====== Stored data ======
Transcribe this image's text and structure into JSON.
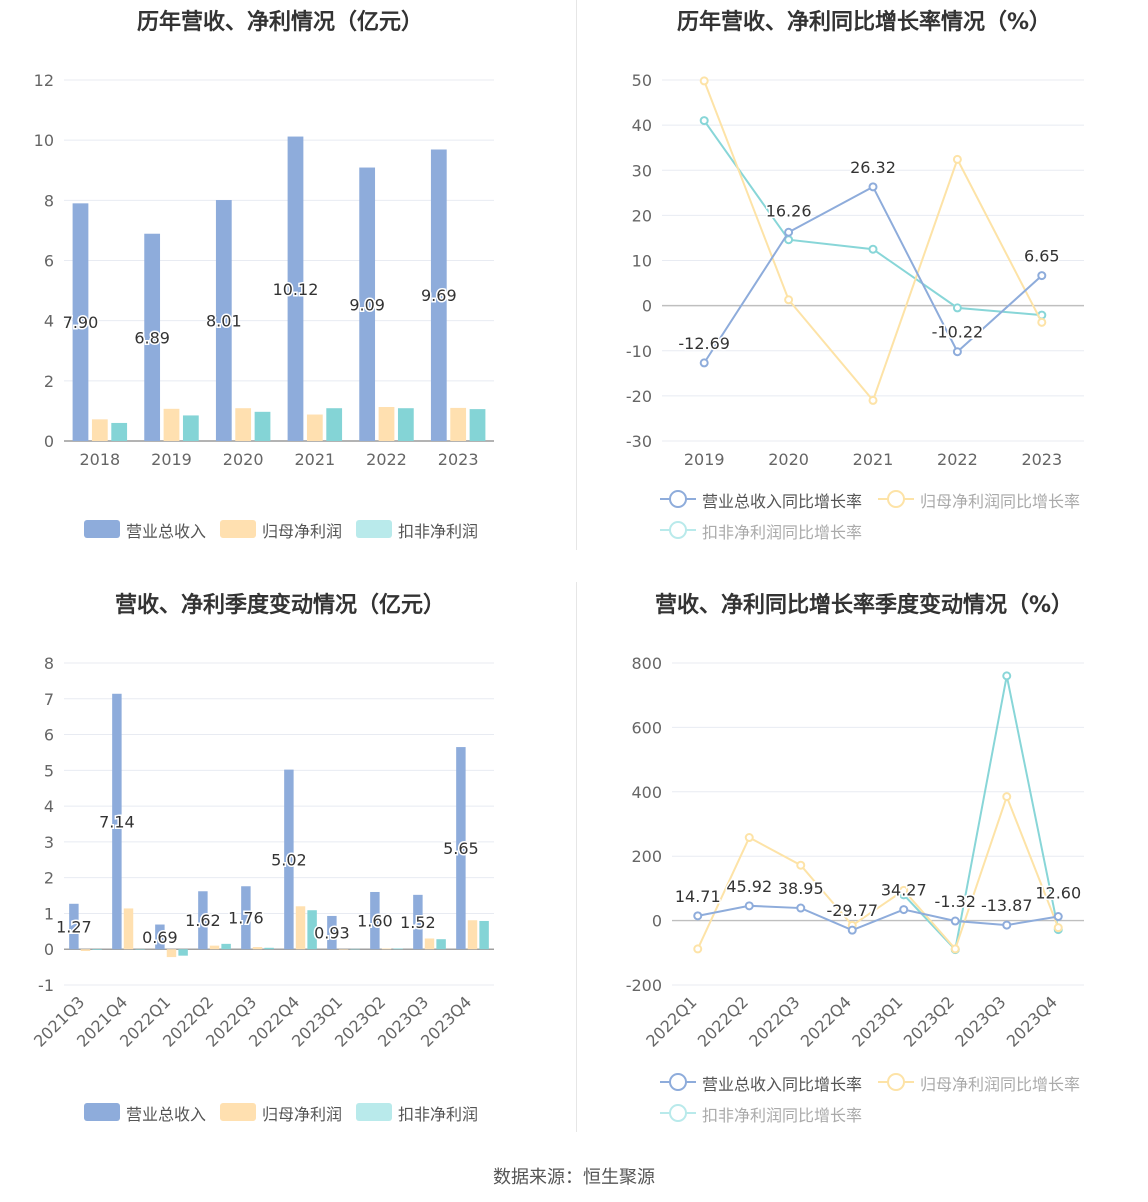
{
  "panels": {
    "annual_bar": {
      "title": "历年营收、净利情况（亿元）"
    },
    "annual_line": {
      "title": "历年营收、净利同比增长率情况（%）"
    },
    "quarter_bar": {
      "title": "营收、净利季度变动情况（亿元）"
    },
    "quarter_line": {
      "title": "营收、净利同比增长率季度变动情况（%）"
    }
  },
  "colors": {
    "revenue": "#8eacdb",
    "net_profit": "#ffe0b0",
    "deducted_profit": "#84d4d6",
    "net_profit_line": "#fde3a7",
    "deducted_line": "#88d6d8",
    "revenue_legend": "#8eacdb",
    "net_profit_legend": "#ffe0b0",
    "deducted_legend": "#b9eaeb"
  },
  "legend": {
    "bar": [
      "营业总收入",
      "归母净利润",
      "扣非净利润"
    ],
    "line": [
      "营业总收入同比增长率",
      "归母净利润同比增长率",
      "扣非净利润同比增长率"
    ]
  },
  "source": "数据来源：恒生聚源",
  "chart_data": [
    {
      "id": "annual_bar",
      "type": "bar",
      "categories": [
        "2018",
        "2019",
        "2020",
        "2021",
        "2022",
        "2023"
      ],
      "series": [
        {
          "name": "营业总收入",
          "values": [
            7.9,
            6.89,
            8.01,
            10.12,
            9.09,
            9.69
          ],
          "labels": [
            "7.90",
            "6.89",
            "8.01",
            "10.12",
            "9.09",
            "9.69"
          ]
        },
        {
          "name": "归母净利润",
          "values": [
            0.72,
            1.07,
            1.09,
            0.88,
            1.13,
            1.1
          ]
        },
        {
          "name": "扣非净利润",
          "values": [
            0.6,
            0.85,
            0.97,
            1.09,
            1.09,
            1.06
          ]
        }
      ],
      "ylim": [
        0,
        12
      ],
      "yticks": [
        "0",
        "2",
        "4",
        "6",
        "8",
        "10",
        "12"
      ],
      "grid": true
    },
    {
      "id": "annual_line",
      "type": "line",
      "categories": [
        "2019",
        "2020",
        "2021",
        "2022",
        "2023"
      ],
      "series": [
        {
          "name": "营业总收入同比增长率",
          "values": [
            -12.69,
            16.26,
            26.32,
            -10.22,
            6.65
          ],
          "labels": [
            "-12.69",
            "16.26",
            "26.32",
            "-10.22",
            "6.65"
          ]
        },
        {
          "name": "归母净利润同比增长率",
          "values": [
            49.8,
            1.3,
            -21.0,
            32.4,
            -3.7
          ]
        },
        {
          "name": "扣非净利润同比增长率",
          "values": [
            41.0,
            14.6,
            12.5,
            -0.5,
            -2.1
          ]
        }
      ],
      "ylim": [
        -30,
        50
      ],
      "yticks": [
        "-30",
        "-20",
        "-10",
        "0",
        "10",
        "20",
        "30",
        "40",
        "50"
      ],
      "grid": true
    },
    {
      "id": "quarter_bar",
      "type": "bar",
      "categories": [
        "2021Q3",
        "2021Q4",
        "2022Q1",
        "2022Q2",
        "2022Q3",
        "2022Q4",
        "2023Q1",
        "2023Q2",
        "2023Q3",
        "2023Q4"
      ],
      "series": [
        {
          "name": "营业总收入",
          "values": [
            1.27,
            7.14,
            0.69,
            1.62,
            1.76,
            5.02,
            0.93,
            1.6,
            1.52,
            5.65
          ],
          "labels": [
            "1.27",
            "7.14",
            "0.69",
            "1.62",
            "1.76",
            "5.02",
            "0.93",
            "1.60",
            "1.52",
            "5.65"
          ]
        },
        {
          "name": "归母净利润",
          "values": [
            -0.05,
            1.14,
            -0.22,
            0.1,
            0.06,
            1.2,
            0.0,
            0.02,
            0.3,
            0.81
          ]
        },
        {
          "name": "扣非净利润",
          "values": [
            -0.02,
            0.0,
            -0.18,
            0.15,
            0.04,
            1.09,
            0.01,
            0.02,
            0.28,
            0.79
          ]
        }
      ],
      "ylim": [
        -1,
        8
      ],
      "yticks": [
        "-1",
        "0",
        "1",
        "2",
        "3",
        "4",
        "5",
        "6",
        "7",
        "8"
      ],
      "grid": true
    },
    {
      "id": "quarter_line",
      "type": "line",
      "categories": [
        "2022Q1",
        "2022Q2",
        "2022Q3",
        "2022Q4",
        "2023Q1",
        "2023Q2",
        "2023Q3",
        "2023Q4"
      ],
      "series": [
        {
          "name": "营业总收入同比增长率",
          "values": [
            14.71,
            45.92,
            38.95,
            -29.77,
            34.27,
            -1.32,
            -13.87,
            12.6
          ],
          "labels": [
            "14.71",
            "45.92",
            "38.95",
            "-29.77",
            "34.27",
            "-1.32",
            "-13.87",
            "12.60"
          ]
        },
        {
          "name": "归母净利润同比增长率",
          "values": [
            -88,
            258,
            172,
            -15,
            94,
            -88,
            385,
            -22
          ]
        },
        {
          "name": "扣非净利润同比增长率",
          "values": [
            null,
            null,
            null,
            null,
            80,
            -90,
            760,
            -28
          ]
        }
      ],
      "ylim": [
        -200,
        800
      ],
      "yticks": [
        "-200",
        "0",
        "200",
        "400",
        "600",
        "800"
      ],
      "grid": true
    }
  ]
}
======
Request.
Go through the listing above and quote it exactly, apart from its images.

Result for this exercise.
Transcribe this image's text and structure into JSON.
{
  "panels": {
    "annual_bar": {
      "title": "历年营收、净利情况（亿元）"
    },
    "annual_line": {
      "title": "历年营收、净利同比增长率情况（%）"
    },
    "quarter_bar": {
      "title": "营收、净利季度变动情况（亿元）"
    },
    "quarter_line": {
      "title": "营收、净利同比增长率季度变动情况（%）"
    }
  },
  "colors": {
    "revenue": "#8eacdb",
    "net_profit": "#ffe0b0",
    "deducted_profit": "#84d4d6",
    "net_profit_line": "#fde3a7",
    "deducted_line": "#88d6d8",
    "revenue_legend": "#8eacdb",
    "net_profit_legend": "#ffe0b0",
    "deducted_legend": "#b9eaeb"
  },
  "legend": {
    "bar": [
      "营业总收入",
      "归母净利润",
      "扣非净利润"
    ],
    "line": [
      "营业总收入同比增长率",
      "归母净利润同比增长率",
      "扣非净利润同比增长率"
    ]
  },
  "source": "数据来源：恒生聚源",
  "chart_data": [
    {
      "id": "annual_bar",
      "type": "bar",
      "categories": [
        "2018",
        "2019",
        "2020",
        "2021",
        "2022",
        "2023"
      ],
      "series": [
        {
          "name": "营业总收入",
          "values": [
            7.9,
            6.89,
            8.01,
            10.12,
            9.09,
            9.69
          ],
          "labels": [
            "7.90",
            "6.89",
            "8.01",
            "10.12",
            "9.09",
            "9.69"
          ]
        },
        {
          "name": "归母净利润",
          "values": [
            0.72,
            1.07,
            1.09,
            0.88,
            1.13,
            1.1
          ]
        },
        {
          "name": "扣非净利润",
          "values": [
            0.6,
            0.85,
            0.97,
            1.09,
            1.09,
            1.06
          ]
        }
      ],
      "ylim": [
        0,
        12
      ],
      "yticks": [
        "0",
        "2",
        "4",
        "6",
        "8",
        "10",
        "12"
      ],
      "grid": true
    },
    {
      "id": "annual_line",
      "type": "line",
      "categories": [
        "2019",
        "2020",
        "2021",
        "2022",
        "2023"
      ],
      "series": [
        {
          "name": "营业总收入同比增长率",
          "values": [
            -12.69,
            16.26,
            26.32,
            -10.22,
            6.65
          ],
          "labels": [
            "-12.69",
            "16.26",
            "26.32",
            "-10.22",
            "6.65"
          ]
        },
        {
          "name": "归母净利润同比增长率",
          "values": [
            49.8,
            1.3,
            -21.0,
            32.4,
            -3.7
          ]
        },
        {
          "name": "扣非净利润同比增长率",
          "values": [
            41.0,
            14.6,
            12.5,
            -0.5,
            -2.1
          ]
        }
      ],
      "ylim": [
        -30,
        50
      ],
      "yticks": [
        "-30",
        "-20",
        "-10",
        "0",
        "10",
        "20",
        "30",
        "40",
        "50"
      ],
      "grid": true
    },
    {
      "id": "quarter_bar",
      "type": "bar",
      "categories": [
        "2021Q3",
        "2021Q4",
        "2022Q1",
        "2022Q2",
        "2022Q3",
        "2022Q4",
        "2023Q1",
        "2023Q2",
        "2023Q3",
        "2023Q4"
      ],
      "series": [
        {
          "name": "营业总收入",
          "values": [
            1.27,
            7.14,
            0.69,
            1.62,
            1.76,
            5.02,
            0.93,
            1.6,
            1.52,
            5.65
          ],
          "labels": [
            "1.27",
            "7.14",
            "0.69",
            "1.62",
            "1.76",
            "5.02",
            "0.93",
            "1.60",
            "1.52",
            "5.65"
          ]
        },
        {
          "name": "归母净利润",
          "values": [
            -0.05,
            1.14,
            -0.22,
            0.1,
            0.06,
            1.2,
            0.0,
            0.02,
            0.3,
            0.81
          ]
        },
        {
          "name": "扣非净利润",
          "values": [
            -0.02,
            0.0,
            -0.18,
            0.15,
            0.04,
            1.09,
            0.01,
            0.02,
            0.28,
            0.79
          ]
        }
      ],
      "ylim": [
        -1,
        8
      ],
      "yticks": [
        "-1",
        "0",
        "1",
        "2",
        "3",
        "4",
        "5",
        "6",
        "7",
        "8"
      ],
      "grid": true
    },
    {
      "id": "quarter_line",
      "type": "line",
      "categories": [
        "2022Q1",
        "2022Q2",
        "2022Q3",
        "2022Q4",
        "2023Q1",
        "2023Q2",
        "2023Q3",
        "2023Q4"
      ],
      "series": [
        {
          "name": "营业总收入同比增长率",
          "values": [
            14.71,
            45.92,
            38.95,
            -29.77,
            34.27,
            -1.32,
            -13.87,
            12.6
          ],
          "labels": [
            "14.71",
            "45.92",
            "38.95",
            "-29.77",
            "34.27",
            "-1.32",
            "-13.87",
            "12.60"
          ]
        },
        {
          "name": "归母净利润同比增长率",
          "values": [
            -88,
            258,
            172,
            -15,
            94,
            -88,
            385,
            -22
          ]
        },
        {
          "name": "扣非净利润同比增长率",
          "values": [
            null,
            null,
            null,
            null,
            80,
            -90,
            760,
            -28
          ]
        }
      ],
      "ylim": [
        -200,
        800
      ],
      "yticks": [
        "-200",
        "0",
        "200",
        "400",
        "600",
        "800"
      ],
      "grid": true
    }
  ]
}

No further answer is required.